Beethoven trabaja con una sustancia que de sonido sólo tiene la apariencia sensible, pero que es un fluido misterioso salido de su corazón, compuesto de su yo y también de la esencia de los afectos ajenos y de las cosas externas; flúido que al exteriorizarse produce sonidos, pero que es más bien pensamiento vigoroso, una especie de atman estético. Atman porque contiene la esencia del alma y la esencia del mundo y también porque es capaz de penetrar todas las cosas y de desenvolverse y sonar, interpretándolas a todas. Voz, incomprensible en algunos instantes, pero que aun así, jamás se envilece con el sentir vulgar, ni se torna baladí por sacrificio a la claridad. Para juzgar este lenguaje necesitamos colocarnos más allá de la razón y del absurdo, más allá de la necesidad y la ambición y el deseo, en el plano de lo eterno.
Escuchemos la séptima sinfonía: enmedio del silencio, o de los rumores inconexos, se distingue el rugir de una fuerza indomable, como si alguien intentase coordinar la dispersión de las cosas para imponerles una manera congruente. Suena orgullosa la frase orientadora, se repite en diversos instrumentos y provoda la aparición de sonidos extraños que no se le unen espontáneamente, que le resisten o le huyen. Con precisión tenaz se reproduce en medio de las sombras silenciosas, coincidiendo con el alboroto de frases interrumpidas que son como conatos de otros seres; tiembla y se modifica ensayando su fuerza, su consistencia, su identidad, puesta a prueba en los distintos timbres de la cuerda o del metal. Se convence y nos convence de su firmeza. Enseguida comprendemos que no es la suya una energía accesoria, un efecto inevitable o un proceso determinado, sino un valor autóctono, inmensurable. Un ser que no viene a pedir a las cosas molde en que vaciarse, sino apego y adhesión para su empresa revivificadora.
Va desdeñoso y huraño porque sabe que fuerzas mezquinas le harán resistencia, porque mira cosas informes y almas oscuras y que, sin embargo, se obstinan en su imperfección. Nos conmueve algo como el dolor de los redentores. Resuena otra vez el allegro atrevido y fiero, como si extrajese de la pesantez y de la muerte fuerzas maravillosas y libertadoras. Combate el "es" con el "no es" y con "no es así". La voz dominadora posee tonos contradictorios ásperos y dulces como de ternura reconcentrada que se humilla y reuga o se eleva imprecadora. Algunos sonidos parecen golpes de lucha, explosiones de cólera provocada por oscuras felonías: el ímpetu clarividente irritándose contra la terca incomprensión; enseguida la energía decae y se desahoga en lamentos hondos o resucita en alegrías ruidosas, que responden a alguna aguda y súbita percepción interna.

(Datos almacenados)

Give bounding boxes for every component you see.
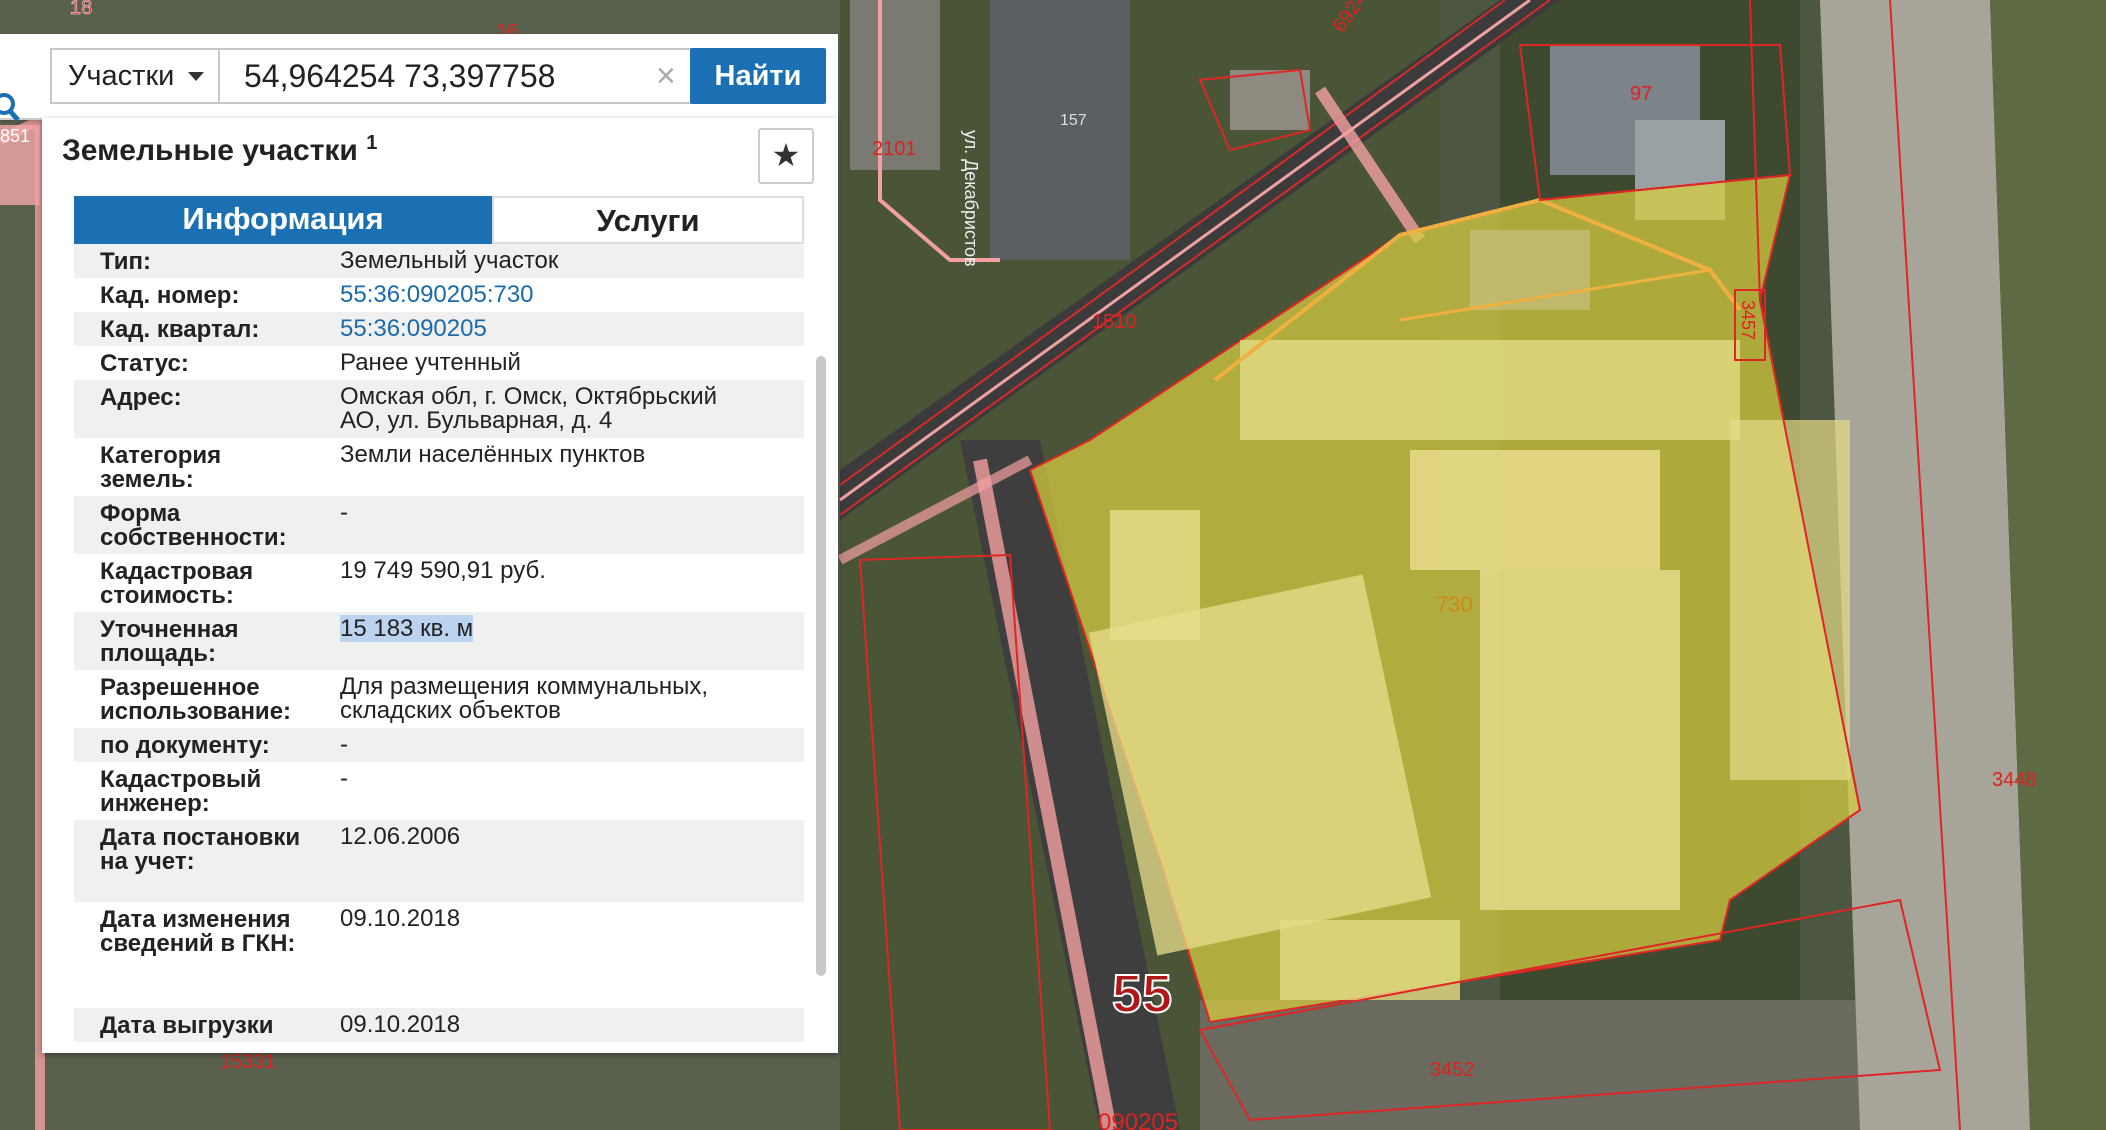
map-label-15331: 15331: [220, 1051, 276, 1073]
panel-title-text: Земельные участки: [62, 134, 358, 167]
attr-label: Кад. квартал:: [100, 316, 260, 343]
attr-value: 19 749 590,91 руб.: [340, 557, 546, 584]
attr-value: -: [340, 499, 348, 526]
attr-value: Земельный участок: [340, 247, 559, 274]
attr-label: Адрес:: [100, 384, 182, 411]
attr-value: Земли населённых пунктов: [340, 441, 646, 468]
attr-value: Для размещения коммунальных, складских о…: [340, 673, 709, 724]
attr-row-registration-date: Дата постановки на учет: 12.06.2006: [74, 820, 804, 902]
attr-row-change-date: Дата изменения сведений в ГКН: 09.10.2018: [74, 902, 804, 1008]
attr-label: Статус:: [100, 350, 189, 377]
search-input[interactable]: 54,964254 73,397758: [218, 48, 692, 104]
attr-label: Категория земель:: [100, 442, 222, 493]
attr-label: Кадастровый инженер:: [100, 766, 262, 817]
attr-value: -: [340, 731, 348, 758]
attr-label: Тип:: [100, 248, 151, 275]
map-label-2101: 2101: [872, 138, 917, 160]
attr-value: -: [340, 765, 348, 792]
map-label-851: 851: [0, 126, 30, 146]
attr-row-area: Уточненная площадь: 15 183 кв. м: [74, 612, 804, 670]
attr-label: Дата выгрузки: [100, 1012, 274, 1039]
clear-icon[interactable]: ×: [656, 58, 676, 94]
tab-services[interactable]: Услуги: [492, 196, 804, 244]
result-count: 1: [366, 132, 378, 154]
map-label-97: 97: [1630, 83, 1652, 105]
category-dropdown[interactable]: Участки: [50, 48, 218, 104]
attr-row-ownership: Форма собственности: -: [74, 496, 804, 554]
attr-value: Ранее учтенный: [340, 349, 521, 376]
area-value-selected: 15 183 кв. м: [340, 615, 474, 642]
attr-value: 09.10.2018: [340, 1011, 461, 1038]
map-label-730: 730: [1436, 592, 1473, 617]
panel-title: Земельные участки 1: [62, 132, 377, 168]
attr-row-export-date: Дата выгрузки 09.10.2018: [74, 1008, 804, 1042]
attr-label: Кад. номер:: [100, 282, 240, 309]
map-label-090205: 090205: [1098, 1109, 1178, 1130]
attr-row-by-document: по документу: -: [74, 728, 804, 762]
attr-label: Дата изменения сведений в ГКН:: [100, 906, 296, 957]
map-label-55: 55: [1112, 964, 1172, 1024]
attr-row-type: Тип: Земельный участок: [74, 244, 804, 278]
category-dropdown-label: Участки: [68, 60, 175, 92]
cad-number-link[interactable]: 55:36:090205:730: [340, 283, 760, 307]
search-icon[interactable]: [0, 92, 20, 126]
attr-value-area: 15 183 кв. м: [340, 615, 760, 665]
map-label-street: ул. Декабристов: [961, 130, 981, 267]
map-label-3457: 3457: [1738, 300, 1758, 340]
map-label-18: 18: [70, 0, 92, 19]
attr-row-address: Адрес: Омская обл, г. Омск, Октябрьский А…: [74, 380, 804, 438]
attr-row-cad-number: Кад. номер: 55:36:090205:730: [74, 278, 804, 312]
map-label-157: 157: [1060, 112, 1087, 129]
attr-row-land-category: Категория земель: Земли населённых пункто…: [74, 438, 804, 496]
chevron-down-icon: [188, 72, 204, 81]
attr-label: Уточненная площадь:: [100, 616, 239, 667]
attr-row-cad-cost: Кадастровая стоимость: 19 749 590,91 руб.: [74, 554, 804, 612]
map-label-3448: 3448: [1992, 769, 2037, 791]
find-button[interactable]: Найти: [690, 48, 826, 104]
attr-row-permitted-use: Разрешенное использование: Для размещения…: [74, 670, 804, 728]
panel-scrollbar[interactable]: [816, 356, 826, 976]
map-label-1510: 1510: [1092, 311, 1137, 333]
attr-value: Омская обл, г. Омск, Октябрьский АО, ул.…: [340, 383, 718, 434]
attr-label: по документу:: [100, 732, 270, 759]
attr-value: 09.10.2018: [340, 905, 461, 932]
map-label-3452: 3452: [1430, 1059, 1475, 1081]
tab-bar: Информация Услуги: [74, 196, 804, 244]
attr-row-status: Статус: Ранее учтенный: [74, 346, 804, 380]
attr-row-engineer: Кадастровый инженер: -: [74, 762, 804, 820]
attr-value: 12.06.2006: [340, 823, 461, 850]
favorite-star-icon[interactable]: ★: [758, 128, 814, 184]
attr-label: Разрешенное использование:: [100, 674, 292, 725]
cad-quarter-link[interactable]: 55:36:090205: [340, 317, 760, 341]
attributes-table: Тип: Земельный участок Кад. номер: 55:36:0…: [74, 244, 804, 1048]
attr-label: Форма собственности:: [100, 500, 287, 551]
attr-label: Кадастровая стоимость:: [100, 558, 254, 609]
tab-info[interactable]: Информация: [74, 196, 492, 244]
attr-row-cad-quarter: Кад. квартал: 55:36:090205: [74, 312, 804, 346]
attr-label: Дата постановки на учет:: [100, 824, 301, 875]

Tareas por realizar:
- A) Transcribe literalmente el fragmento sobre Beethoven desde "Beethoven trabaja con" hasta "de lo eterno.", ambos incluidos.
- B) En el fragmento sobre Beethoven, ¿con qué expresión se denomina la sustancia con la que trabaja el compositor?

Respuestas por tarea:
- A)
Beethoven trabaja con una sustancia que de sonido sólo tiene la apariencia sensible, pero que es un fluido misterioso salido de su corazón, compuesto de su yo y también de la esencia de los afectos ajenos y de las cosas externas; flúido que al exteriorizarse produce sonidos, pero que es más bien pensamiento vigoroso, una especie de atman estético. Atman porque contiene la esencia del alma y la esencia del mundo y también porque es capaz de penetrar todas las cosas y de desenvolverse y sonar, interpretándolas a todas. Voz, incomprensible en algunos instantes, pero que aun así, jamás se envilece con el sentir vulgar, ni se torna baladí por sacrificio a la claridad. Para juzgar este lenguaje necesitamos colocarnos más allá de la razón y del absurdo, más allá de la necesidad y la ambición y el deseo, en el plano de lo eterno.

- B) Una especie de atman estético.